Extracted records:
# # # #
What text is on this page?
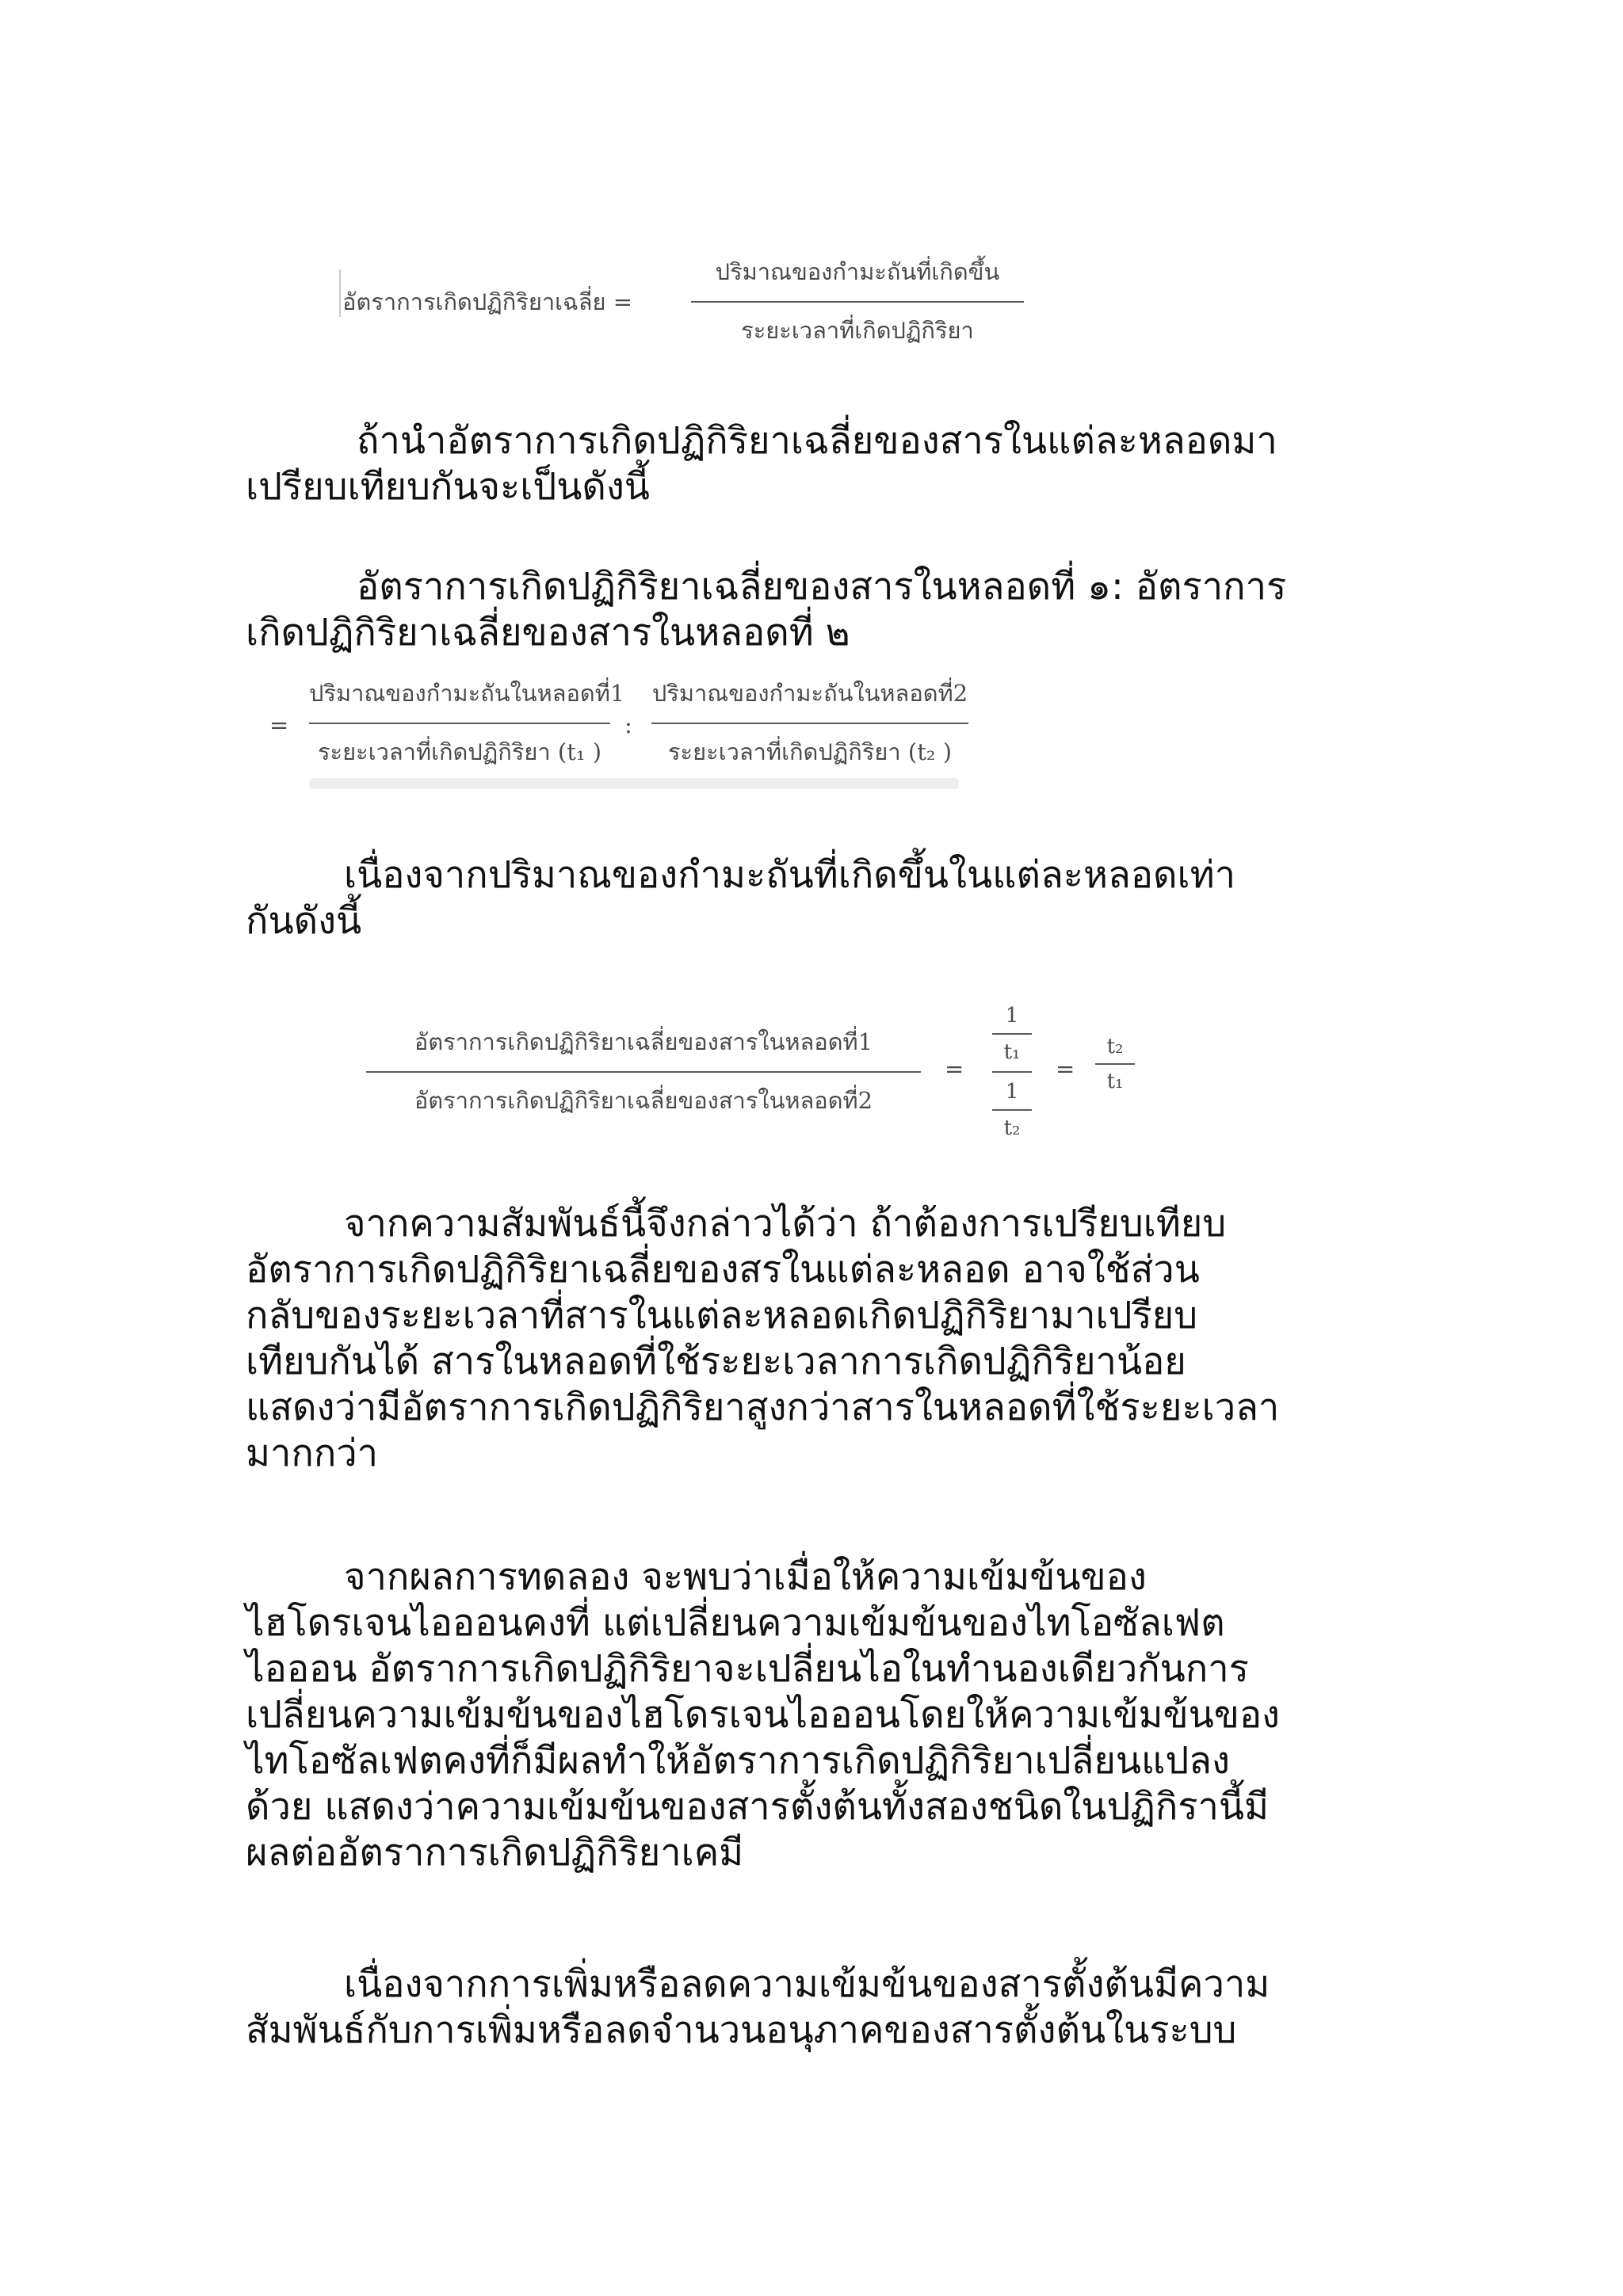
อัตราการเกิดปฏิกิริยาเฉลี่ย =
ปริมาณของกำมะถันที่เกิดขึ้น
ระยะเวลาที่เกิดปฏิกิริยา
ถ้านำอัตราการเกิดปฏิกิริยาเฉลี่ยของสารในแต่ละหลอดมา
เปรียบเทียบกันจะเป็นดังนี้
อัตราการเกิดปฏิกิริยาเฉลี่ยของสารในหลอดที่ ๑: อัตราการ
เกิดปฏิกิริยาเฉลี่ยของสารในหลอดที่ ๒
=
ปริมาณของกำมะถันในหลอดที่1
ระยะเวลาที่เกิดปฏิกิริยา (t₁ )
:
ปริมาณของกำมะถันในหลอดที่2
ระยะเวลาที่เกิดปฏิกิริยา (t₂ )
เนื่องจากปริมาณของกำมะถันที่เกิดขึ้นในแต่ละหลอดเท่า
กันดังนี้
อัตราการเกิดปฏิกิริยาเฉลี่ยของสารในหลอดที่1
อัตราการเกิดปฏิกิริยาเฉลี่ยของสารในหลอดที่2
=
1
t₁
1
t₂
=
t₂
t₁
จากความสัมพันธ์นี้จึงกล่าวได้ว่า ถ้าต้องการเปรียบเทียบ
อัตราการเกิดปฏิกิริยาเฉลี่ยของสรในแต่ละหลอด อาจใช้ส่วน
กลับของระยะเวลาที่สารในแต่ละหลอดเกิดปฏิกิริยามาเปรียบ
เทียบกันได้ สารในหลอดที่ใช้ระยะเวลาการเกิดปฏิกิริยาน้อย
แสดงว่ามีอัตราการเกิดปฏิกิริยาสูงกว่าสารในหลอดที่ใช้ระยะเวลา
มากกว่า
จากผลการทดลอง จะพบว่าเมื่อให้ความเข้มข้นของ
ไฮโดรเจนไอออนคงที่ แต่เปลี่ยนความเข้มข้นของไทโอซัลเฟต
ไอออน อัตราการเกิดปฏิกิริยาจะเปลี่ยนไอในทำนองเดียวกันการ
เปลี่ยนความเข้มข้นของไฮโดรเจนไอออนโดยให้ความเข้มข้นของ
ไทโอซัลเฟตคงที่ก็มีผลทำให้อัตราการเกิดปฏิกิริยาเปลี่ยนแปลง
ด้วย แสดงว่าความเข้มข้นของสารตั้งต้นทั้งสองชนิดในปฏิกิรานี้มี
ผลต่ออัตราการเกิดปฏิกิริยาเคมี
เนื่องจากการเพิ่มหรือลดความเข้มข้นของสารตั้งต้นมีความ
สัมพันธ์กับการเพิ่มหรือลดจำนวนอนุภาคของสารตั้งต้นในระบบ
# # # #
Scan the material above for the word "ยนความเข". Copy each line where it occurs.

ไฮโดรเจนไอออนคงที่ แต่เปลี่ยนความเข้มข้นของไทโอซัลเฟต
เปลี่ยนความเข้มข้นของไฮโดรเจนไอออนโดยให้ความเข้มข้นของ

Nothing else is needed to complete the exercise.